■ SOURCE DOCUMENT:
The diagnosis of ADHD is constantly rising. Does this mean that there is an epidemic? The rates of ADHD diagnosis increased 3% per year from 1997 to 2006 and 5% per year from 2003 to 2011 . Could this rise in number merely be that new concepts and ways of understanding the condition have revealed on previously undiagnosed cases? Or is it the case that what we call normal is becoming narrower by the day?

A number of experts and authors see drugs such as Ritalin as representative of the way we live and not as something that belongs primarily to the field of medical pathology . In the present context, it would not be possible to argue in favor or against the views expressed in these books. But I would claim that their opinion points out the need to maintain a broader perspective beyond the purely medical dimension. Behavior is tied up with norms which can be categorized into acceptable or non-acceptable. When dealing with disruptive behavior we must be aware of what standard for the term normal can be used and how to apply. Equally, we need to be aware of the demands that we as adults make on children, demands that arise from our own desires.

If, for example, there is evidence of over-diagnosis or that giving medication has been to a great extent influenced by profit, then this not only raises immense moral issues. but also a clear violation of another clause of the Hippocratic oath. According to the modern version of the oath used in many medical schools, the doctor swears that he/she will ‘apply, for the benefit of the sick, all measures which are required, avoiding a double edge sword of overtreatment and therapeutic nihilism’. Medication that alters behavior may potentially violate both, because when it is excessive it results in overtreatment and it is nihilistic when it ignores all other possibilities beyond the medical dimension.

Both experts and non-experts see no problem in administering behavior modifying drugs to children. One of the arguments that support this view is that without the drug, troublesome children would be expelled, would stay away from school and might even drift to poverty or crime. There are two possible objections here which I will merely indicate. Firstly, the argument presupposes that, beyond the extreme cases, we are already in a position to determine when medication is necessary and when it is not. But this distinction is not always obvious and is the reason why some authors talk about a rise in ‘medicalization’ and ‘disease mongering’ as pharmaceutical companies attempt to create broad markets for their products. This medicalization and disease mongering involves among other things convincing people that light ailments are in fact serious, that a whole range of personal problems are in fact medical problems and that they are at risk from serious and widespread diseases . Within this context, pharmaceutical companies may even organize conferences supposedly to raise awareness of particular ‘conditions’ which in fact are designed to promote products targeted at those who ‘suffer’ from the condition.

■ EXERCISE INSTRUCTIONS: Reproduce the full text on ADHD diagnosis and behavior-altering drugs for children word for word.

■ DATA SUPPLIED:
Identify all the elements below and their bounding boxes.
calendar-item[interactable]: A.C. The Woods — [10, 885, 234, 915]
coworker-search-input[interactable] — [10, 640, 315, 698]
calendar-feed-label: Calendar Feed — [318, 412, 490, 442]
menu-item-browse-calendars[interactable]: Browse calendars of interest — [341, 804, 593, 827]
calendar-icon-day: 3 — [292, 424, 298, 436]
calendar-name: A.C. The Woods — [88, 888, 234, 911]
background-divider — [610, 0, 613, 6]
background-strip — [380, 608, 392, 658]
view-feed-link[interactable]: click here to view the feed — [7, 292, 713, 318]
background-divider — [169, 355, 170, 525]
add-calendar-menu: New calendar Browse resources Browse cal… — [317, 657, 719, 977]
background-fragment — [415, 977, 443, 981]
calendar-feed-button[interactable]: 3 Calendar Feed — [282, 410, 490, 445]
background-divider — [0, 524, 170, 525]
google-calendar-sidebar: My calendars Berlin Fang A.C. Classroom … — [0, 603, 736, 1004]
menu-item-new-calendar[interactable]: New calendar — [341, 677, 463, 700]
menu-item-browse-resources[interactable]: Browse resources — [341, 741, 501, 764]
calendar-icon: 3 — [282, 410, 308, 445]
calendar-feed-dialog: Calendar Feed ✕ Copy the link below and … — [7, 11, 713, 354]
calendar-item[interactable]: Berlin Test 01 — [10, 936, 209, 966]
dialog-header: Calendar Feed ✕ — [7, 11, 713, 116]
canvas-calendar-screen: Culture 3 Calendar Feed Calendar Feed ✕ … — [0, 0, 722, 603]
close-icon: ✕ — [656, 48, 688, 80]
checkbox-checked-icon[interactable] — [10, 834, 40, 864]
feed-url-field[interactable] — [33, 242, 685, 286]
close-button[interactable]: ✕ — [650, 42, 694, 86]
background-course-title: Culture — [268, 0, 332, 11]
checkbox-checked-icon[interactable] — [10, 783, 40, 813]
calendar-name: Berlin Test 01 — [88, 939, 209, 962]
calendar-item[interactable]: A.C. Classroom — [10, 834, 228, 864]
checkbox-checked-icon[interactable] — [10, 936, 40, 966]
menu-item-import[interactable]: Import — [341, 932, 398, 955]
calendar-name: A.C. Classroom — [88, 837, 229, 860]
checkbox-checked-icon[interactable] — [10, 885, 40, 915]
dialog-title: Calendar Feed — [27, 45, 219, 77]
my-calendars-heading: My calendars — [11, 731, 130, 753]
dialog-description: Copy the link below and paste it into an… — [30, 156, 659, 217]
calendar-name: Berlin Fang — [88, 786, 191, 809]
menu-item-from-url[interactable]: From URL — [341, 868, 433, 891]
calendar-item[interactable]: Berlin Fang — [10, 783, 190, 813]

■ RESPONSE TO THIS EXERCISE:
The diagnosis of ADHD is constantly rising. Does this mean that there is an epidemic? The rates of ADHD diagnosis increased 3% per year from 1997 to 2006 and 5% per year from 2003 to 2011 . Could this rise in number merely be that new concepts and ways of understanding the condition have revealed on previously undiagnosed cases? Or is it the case that what we call normal is becoming narrower by the day?

A number of experts and authors see drugs such as Ritalin as representative of the way we live and not as something that belongs primarily to the field of medical pathology . In the present context, it would not be possible to argue in favor or against the views expressed in these books. But I would claim that their opinion points out the need to maintain a broader perspective beyond the purely medical dimension. Behavior is tied up with norms which can be categorized into acceptable or non-acceptable. When dealing with disruptive behavior we must be aware of what standard for the term normal can be used and how to apply. Equally, we need to be aware of the demands that we as adults make on children, demands that arise from our own desires.

If, for example, there is evidence of over-diagnosis or that giving medication has been to a great extent influenced by profit, then this not only raises immense moral issues. but also a clear violation of another clause of the Hippocratic oath. According to the modern version of the oath used in many medical schools, the doctor swears that he/she will ‘apply, for the benefit of the sick, all measures which are required, avoiding a double edge sword of overtreatment and therapeutic nihilism’. Medication that alters behavior may potentially violate both, because when it is excessive it results in overtreatment and it is nihilistic when it ignores all other possibilities beyond the medical dimension.

Both experts and non-experts see no problem in administering behavior modifying drugs to children. One of the arguments that support this view is that without the drug, troublesome children would be expelled, would stay away from school and might even drift to poverty or crime. There are two possible objections here which I will merely indicate. Firstly, the argument presupposes that, beyond the extreme cases, we are already in a position to determine when medication is necessary and when it is not. But this distinction is not always obvious and is the reason why some authors talk about a rise in ‘medicalization’ and ‘disease mongering’ as pharmaceutical companies attempt to create broad markets for their products. This medicalization and disease mongering involves among other things convincing people that light ailments are in fact serious, that a whole range of personal problems are in fact medical problems and that they are at risk from serious and widespread diseases . Within this context, pharmaceutical companies may even organize conferences supposedly to raise awareness of particular ‘conditions’ which in fact are designed to promote products targeted at those who ‘suffer’ from the condition.